SET TASK
Gather all lines in the data that hold the string "content".

· · · · ·

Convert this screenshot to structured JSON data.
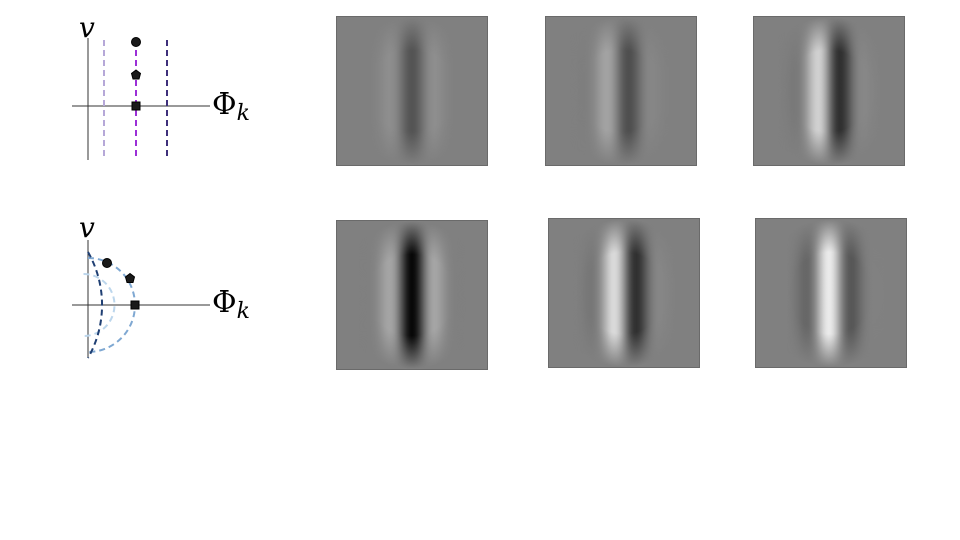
{
  "axis_labels": {
    "vertical": "v",
    "horizontal": "Φ",
    "horizontal_subscript": "k"
  },
  "colors": {
    "row1_lines": [
      "#b6a8d8",
      "#9b2fd6",
      "#3e2f7a"
    ],
    "row2_arcs": [
      "#bcd6ec",
      "#7fa8d2",
      "#1f3f73"
    ],
    "marker_fill": "#1a1a1a",
    "patch_background": "#808080"
  },
  "rows": [
    {
      "diagram": "vertical-lines",
      "markers": [
        "circle",
        "pentagon",
        "square"
      ],
      "patches": [
        {
          "contrast": 0.35,
          "phase": 0.0
        },
        {
          "contrast": 0.45,
          "phase": 0.35
        },
        {
          "contrast": 0.85,
          "phase": 0.5
        }
      ]
    },
    {
      "diagram": "concentric-arcs",
      "markers": [
        "circle",
        "pentagon",
        "square"
      ],
      "patches": [
        {
          "contrast": 0.95,
          "phase": 0.0
        },
        {
          "contrast": 0.9,
          "phase": 0.55
        },
        {
          "contrast": 0.85,
          "phase": 0.9
        }
      ]
    }
  ]
}
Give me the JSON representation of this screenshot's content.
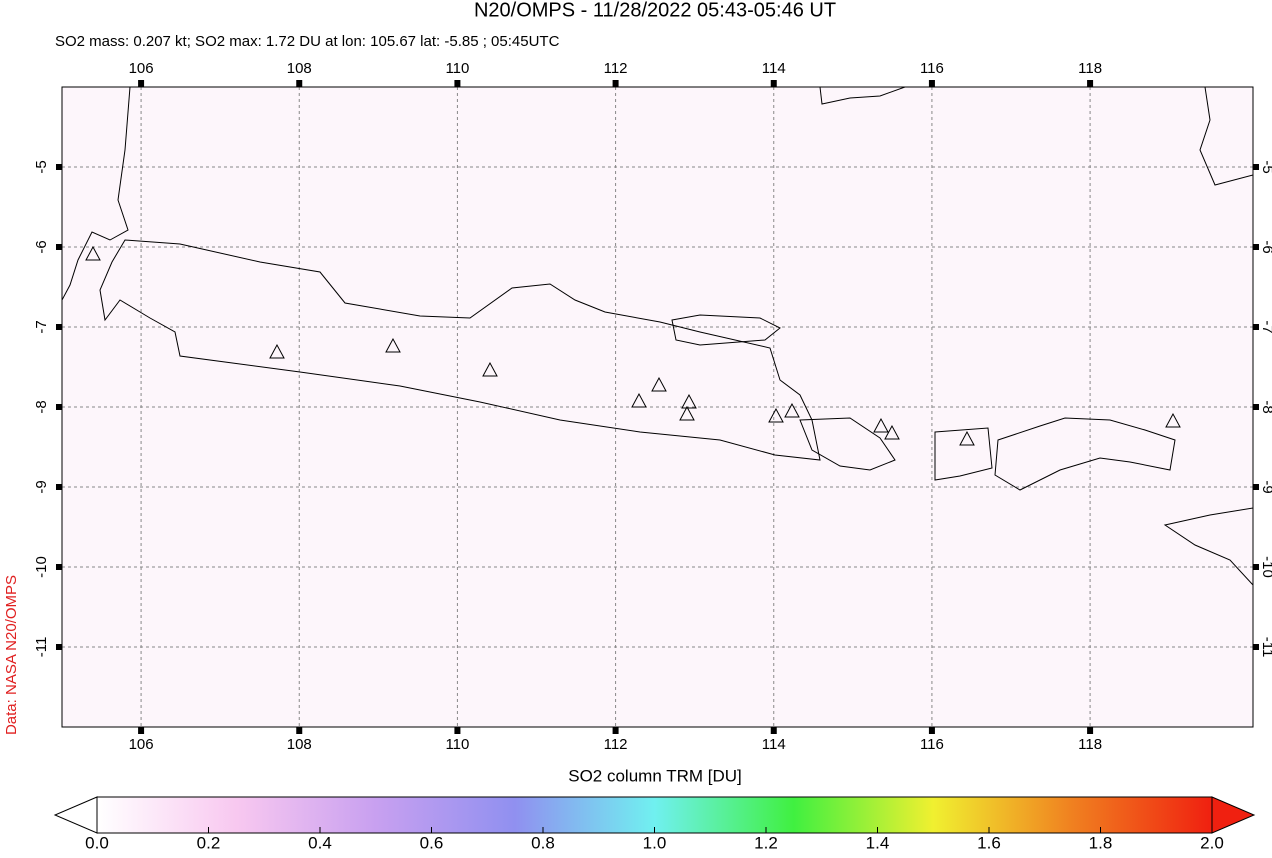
{
  "chart_data": {
    "type": "map",
    "title": "N20/OMPS - 11/28/2022 05:43-05:46 UT",
    "subtitle": "SO2 mass: 0.207 kt; SO2 max: 1.72 DU at lon: 105.67 lat: -5.85 ; 05:45UTC",
    "credit": "Data: NASA N20/OMPS",
    "xlim": [
      105.0,
      120.06
    ],
    "ylim": [
      -12.0,
      -4.0
    ],
    "xticks": [
      106,
      108,
      110,
      112,
      114,
      116,
      118
    ],
    "yticks": [
      -5,
      -6,
      -7,
      -8,
      -9,
      -10,
      -11
    ],
    "grid": true,
    "colorbar": {
      "label": "SO2 column TRM [DU]",
      "clim": [
        0,
        2
      ],
      "colors": [
        "#ffffff",
        "#f8c8f0",
        "#c8a0f0",
        "#9090f0",
        "#70f0f0",
        "#40f040",
        "#f0f030",
        "#f08020",
        "#f02010"
      ],
      "ticks": [
        {
          "value": 0,
          "label": "0.0"
        },
        {
          "value": 0.2,
          "label": "0.2"
        },
        {
          "value": 0.4,
          "label": "0.4"
        },
        {
          "value": 0.6,
          "label": "0.6"
        },
        {
          "value": 0.8,
          "label": "0.8"
        },
        {
          "value": 1.0,
          "label": "1.0"
        },
        {
          "value": 1.2,
          "label": "1.2"
        },
        {
          "value": 1.4,
          "label": "1.4"
        },
        {
          "value": 1.6,
          "label": "1.6"
        },
        {
          "value": 1.8,
          "label": "1.8"
        },
        {
          "value": 2.0,
          "label": "2.0"
        }
      ]
    }
  }
}
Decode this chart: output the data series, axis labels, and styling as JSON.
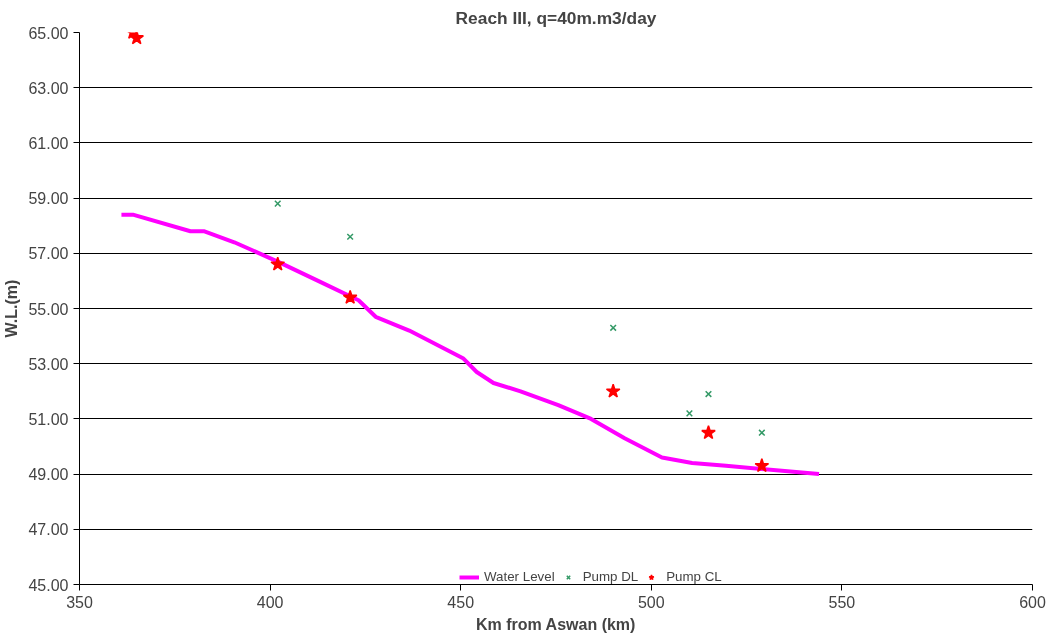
{
  "chart_data": {
    "type": "line",
    "title": "Reach III, q=40m.m3/day",
    "xlabel": "Km from Aswan (km)",
    "ylabel": "W.L.(m)",
    "xlim": [
      350,
      600
    ],
    "xticks": [
      350,
      400,
      450,
      500,
      550,
      600
    ],
    "ylim": [
      45,
      65
    ],
    "yticks": [
      {
        "value": 45,
        "label": "45.00"
      },
      {
        "value": 47,
        "label": "47.00"
      },
      {
        "value": 49,
        "label": "49.00"
      },
      {
        "value": 51,
        "label": "51.00"
      },
      {
        "value": 53,
        "label": "53.00"
      },
      {
        "value": 55,
        "label": "55.00"
      },
      {
        "value": 57,
        "label": "57.00"
      },
      {
        "value": 59,
        "label": "59.00"
      },
      {
        "value": 61,
        "label": "61.00"
      },
      {
        "value": 63,
        "label": "63.00"
      },
      {
        "value": 65,
        "label": "65.00"
      }
    ],
    "grid": "y",
    "legend": "bottom",
    "series": [
      {
        "name": "Water Level",
        "color": "#ff00ff",
        "marker": "none",
        "x": [
          361,
          364,
          379.1,
          382.6,
          390.6,
          402,
          412.6,
          423.2,
          427.7,
          436.5,
          450.6,
          454.2,
          458.6,
          465.7,
          475.6,
          484.2,
          493,
          502.8,
          510.7,
          519.6,
          544
        ],
        "values": [
          58.4,
          58.4,
          57.8,
          57.8,
          57.4,
          56.7,
          56.0,
          55.3,
          54.7,
          54.2,
          53.2,
          52.7,
          52.3,
          52.0,
          51.5,
          51.0,
          50.3,
          49.6,
          49.4,
          49.3,
          49.0
        ]
      },
      {
        "name": "Pump DL",
        "type": "scatter",
        "color": "#339966",
        "marker": "cross",
        "x": [
          402,
          421,
          490,
          510,
          515,
          529
        ],
        "values": [
          58.8,
          57.6,
          54.3,
          51.2,
          51.9,
          50.5
        ]
      },
      {
        "name": "Pump CL",
        "type": "scatter",
        "color": "#ff0000",
        "marker": "star",
        "x": [
          364,
          365,
          402,
          421,
          490,
          515,
          529
        ],
        "values": [
          65.0,
          64.8,
          56.6,
          55.4,
          52.0,
          50.5,
          49.3
        ]
      }
    ]
  }
}
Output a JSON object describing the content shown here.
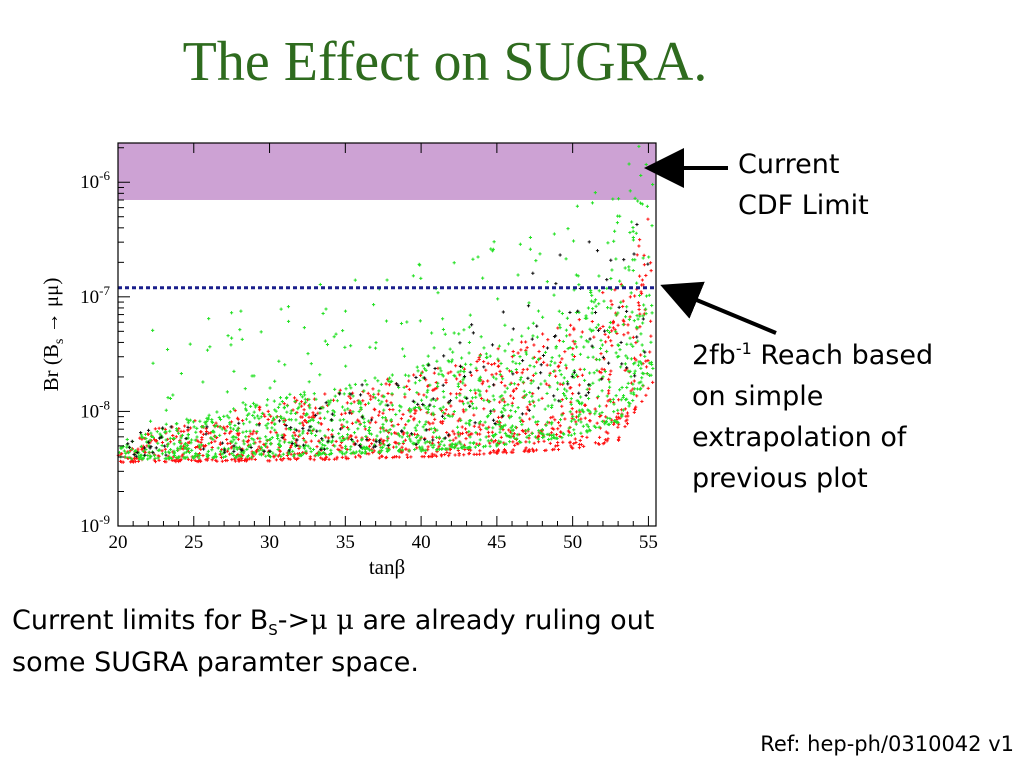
{
  "title": "The Effect on SUGRA.",
  "annotations": {
    "cdf_line1": "Current",
    "cdf_line2": "CDF Limit",
    "reach_prefix": "2fb",
    "reach_sup": "-1",
    "reach_rest1": " Reach based",
    "reach_line2": "on simple",
    "reach_line3": "extrapolation of",
    "reach_line4": "previous plot"
  },
  "bottom_text": {
    "part1": "Current limits for B",
    "sub": "S",
    "part2": "->",
    "mu1": "μ",
    "mu2": "μ",
    "part3": " are already ruling out",
    "line2": "some SUGRA paramter space."
  },
  "reference": "Ref: hep-ph/0310042 v1",
  "colors": {
    "title": "#2e6b1e",
    "excluded_band": "#cda2d4",
    "reach_line": "#1a1f8c",
    "red_points": "#ff1010",
    "green_points": "#22e022",
    "black_points": "#111111"
  },
  "chart_data": {
    "type": "scatter",
    "xlabel": "tanβ",
    "ylabel": "Br (B_s → μμ)",
    "ylabel_parts": {
      "pre": "Br (B",
      "sub": "s",
      "post": " → μμ)"
    },
    "xlim": [
      20,
      55.5
    ],
    "ylim": [
      1e-09,
      2.2e-06
    ],
    "log_y": true,
    "x_ticks": [
      20,
      25,
      30,
      35,
      40,
      45,
      50,
      55
    ],
    "y_ticks": [
      {
        "value": 1e-09,
        "base": "10",
        "exp": "-9"
      },
      {
        "value": 1e-08,
        "base": "10",
        "exp": "-8"
      },
      {
        "value": 1e-07,
        "base": "10",
        "exp": "-7"
      },
      {
        "value": 1e-06,
        "base": "10",
        "exp": "-6"
      }
    ],
    "cdf_excluded_band": {
      "from": 7e-07,
      "to": 2.2e-06
    },
    "reach_2fb": 1.2e-07,
    "series": [
      {
        "color": "red",
        "min_envelope": [
          [
            20,
            3.6e-09
          ],
          [
            30,
            3.7e-09
          ],
          [
            40,
            4e-09
          ],
          [
            45,
            4.3e-09
          ],
          [
            50,
            4.7e-09
          ],
          [
            53,
            5.5e-09
          ],
          [
            55,
            1.5e-08
          ]
        ],
        "max_envelope": [
          [
            20,
            6e-09
          ],
          [
            30,
            1.2e-08
          ],
          [
            40,
            2.2e-08
          ],
          [
            45,
            3.5e-08
          ],
          [
            50,
            6e-08
          ],
          [
            53,
            1.5e-07
          ],
          [
            55,
            6e-07
          ]
        ]
      },
      {
        "color": "green",
        "min_envelope": [
          [
            20,
            3.8e-09
          ],
          [
            30,
            4e-09
          ],
          [
            40,
            4.5e-09
          ],
          [
            45,
            5e-09
          ],
          [
            50,
            6e-09
          ],
          [
            53,
            8e-09
          ],
          [
            55,
            2e-08
          ]
        ],
        "max_envelope": [
          [
            20,
            6e-09
          ],
          [
            30,
            1.3e-08
          ],
          [
            40,
            2.5e-08
          ],
          [
            45,
            4e-08
          ],
          [
            50,
            8e-08
          ],
          [
            53,
            2e-07
          ],
          [
            55,
            1.5e-06
          ]
        ]
      },
      {
        "color": "black",
        "min_envelope": [
          [
            20,
            4e-09
          ],
          [
            40,
            5e-09
          ],
          [
            55,
            2e-08
          ]
        ],
        "max_envelope": [
          [
            20,
            6e-09
          ],
          [
            40,
            2.2e-08
          ],
          [
            55,
            1.8e-06
          ]
        ]
      }
    ]
  }
}
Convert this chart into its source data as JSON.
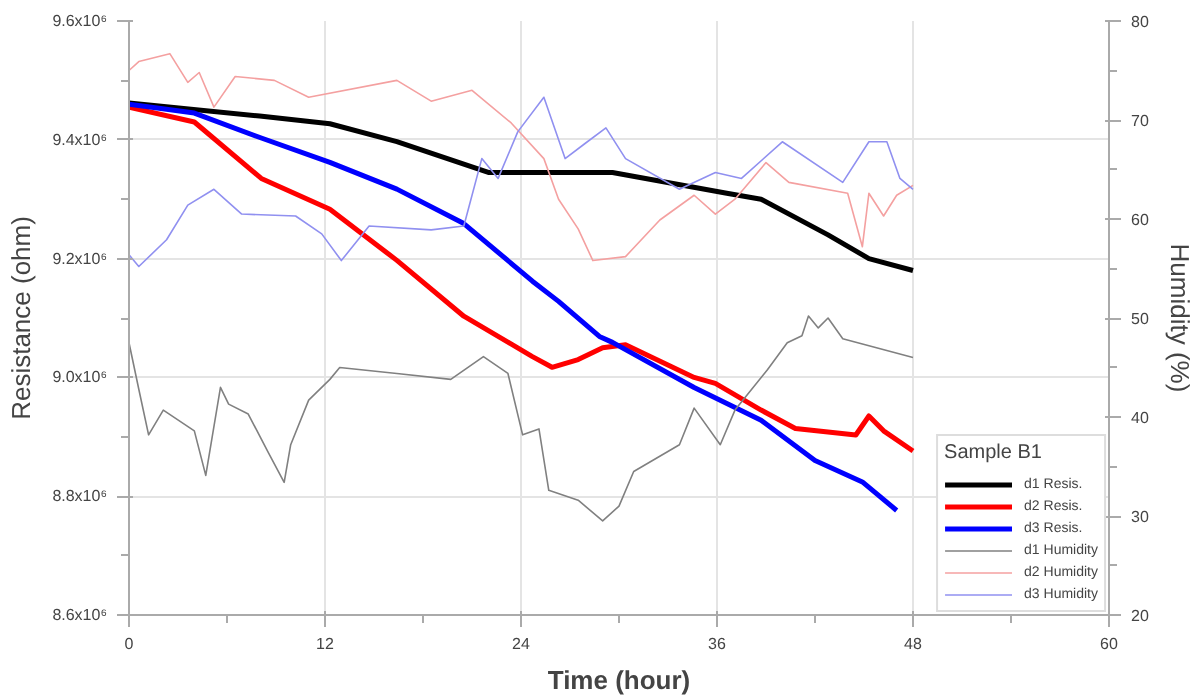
{
  "chart_data": {
    "type": "line",
    "xlabel": "Time (hour)",
    "ylabel": "Resistance (ohm)",
    "y2label": "Humidity (%)",
    "legend_title": "Sample B1",
    "legend": "bottom right",
    "grid": true,
    "line_style": "solid",
    "xlim": [
      0,
      60
    ],
    "xticks": [
      0,
      12,
      24,
      36,
      48,
      60
    ],
    "ylim": [
      8600000,
      9600000
    ],
    "yticks": [
      {
        "value": 8600000,
        "label": "8.6x10⁶"
      },
      {
        "value": 8800000,
        "label": "8.8x10⁶"
      },
      {
        "value": 9000000,
        "label": "9.0x10⁶"
      },
      {
        "value": 9200000,
        "label": "9.2x10⁶"
      },
      {
        "value": 9400000,
        "label": "9.4x10⁶"
      },
      {
        "value": 9600000,
        "label": "9.6x10⁶"
      }
    ],
    "y2lim": [
      20,
      80
    ],
    "y2ticks": [
      20,
      30,
      40,
      50,
      60,
      70,
      80
    ],
    "series": [
      {
        "name": "d1 Resis.",
        "color": "#000000",
        "x": [
          0,
          8,
          12.3,
          16.4,
          22,
          28.8,
          29.6,
          36.6,
          38.7,
          42.8,
          45.3,
          48
        ],
        "values": [
          9462000,
          9440000,
          9427000,
          9397000,
          9345000,
          9345000,
          9345000,
          9310000,
          9300000,
          9240000,
          9200000,
          9180000
        ]
      },
      {
        "name": "d2 Resis.",
        "color": "#ff0000",
        "x": [
          0,
          4,
          8.1,
          12.3,
          16.4,
          20.5,
          24.7,
          25.9,
          27.5,
          29,
          30.4,
          34.6,
          35.9,
          38.7,
          40.8,
          44.5,
          45.3,
          46.2,
          48
        ],
        "values": [
          9455000,
          9430000,
          9335000,
          9283000,
          9197000,
          9103000,
          9035000,
          9017000,
          9030000,
          9050000,
          9055000,
          9000000,
          8990000,
          8945000,
          8914000,
          8903000,
          8935000,
          8910000,
          8876000
        ]
      },
      {
        "name": "d3 Resis.",
        "color": "#0000ff",
        "x": [
          0,
          4,
          8.1,
          12.3,
          16.4,
          20.5,
          24.7,
          26.3,
          28.8,
          29.6,
          34.6,
          38.7,
          42,
          44.9,
          47
        ],
        "values": [
          9460000,
          9445000,
          9403000,
          9362000,
          9317000,
          9259000,
          9162000,
          9128000,
          9069000,
          9059000,
          8983000,
          8928000,
          8860000,
          8824000,
          8776000
        ]
      },
      {
        "name": "d1 Humidity",
        "color": "#808080",
        "axis": "y2",
        "x": [
          0,
          0.6,
          1.2,
          2.1,
          4,
          4.7,
          5.6,
          6.1,
          7.3,
          8.5,
          9.5,
          9.9,
          11,
          12.3,
          12.9,
          16.4,
          19.7,
          21.7,
          23.2,
          24.1,
          25.1,
          25.7,
          27.5,
          29,
          30,
          30.9,
          33.7,
          34.6,
          36.2,
          37.1,
          39.1,
          40.3,
          41.2,
          41.6,
          42.2,
          42.8,
          43.7,
          48
        ],
        "values": [
          47.5,
          42.8,
          38.2,
          40.7,
          38.6,
          34.1,
          43,
          41.3,
          40.3,
          36.5,
          33.4,
          37.2,
          41.7,
          43.8,
          45,
          44.4,
          43.8,
          46.1,
          44.4,
          38.2,
          38.8,
          32.6,
          31.6,
          29.5,
          31,
          34.5,
          37.2,
          40.9,
          37.2,
          40.7,
          44.8,
          47.5,
          48.2,
          50.2,
          49,
          50,
          47.9,
          46
        ]
      },
      {
        "name": "d2 Humidity",
        "color": "#f4a0a0",
        "axis": "y2",
        "x": [
          0,
          0.6,
          2.5,
          3.6,
          4.3,
          5.2,
          6.5,
          8.9,
          11,
          16.4,
          18.5,
          21,
          23.4,
          25.4,
          26.3,
          27.5,
          28.4,
          30.4,
          32.5,
          34.6,
          35.9,
          37.1,
          39,
          40.4,
          44,
          44.9,
          45.3,
          46.2,
          47,
          48
        ],
        "values": [
          75,
          75.9,
          76.7,
          73.8,
          74.8,
          71.3,
          74.4,
          74,
          72.3,
          74,
          71.9,
          73,
          69.7,
          66.1,
          62,
          59,
          55.8,
          56.2,
          59.9,
          62.4,
          60.5,
          62,
          65.7,
          63.7,
          62.6,
          57.2,
          62.6,
          60.3,
          62.4,
          63.4
        ]
      },
      {
        "name": "d3 Humidity",
        "color": "#9090f0",
        "axis": "y2",
        "x": [
          0,
          0.6,
          2.3,
          3.6,
          5.2,
          6.9,
          10.2,
          11.8,
          13,
          14.7,
          18.5,
          20.5,
          21.6,
          22.6,
          23.8,
          25.4,
          26.7,
          27.9,
          29.2,
          30.4,
          33.7,
          35.9,
          37.5,
          40,
          43.7,
          45.3,
          46.4,
          47.2,
          48
        ],
        "values": [
          56.4,
          55.2,
          57.9,
          61.4,
          63,
          60.5,
          60.3,
          58.5,
          55.8,
          59.3,
          58.9,
          59.3,
          66.1,
          64.1,
          68.8,
          72.3,
          66.1,
          67.6,
          69.2,
          66.1,
          63,
          64.7,
          64.1,
          67.8,
          63.7,
          67.8,
          67.8,
          64.1,
          63
        ]
      }
    ]
  }
}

· · · · ·

ANSWER TO THIS PROBLEM
Give me the JSON representation of this screenshot's content.
Output a JSON object describing the content shown here.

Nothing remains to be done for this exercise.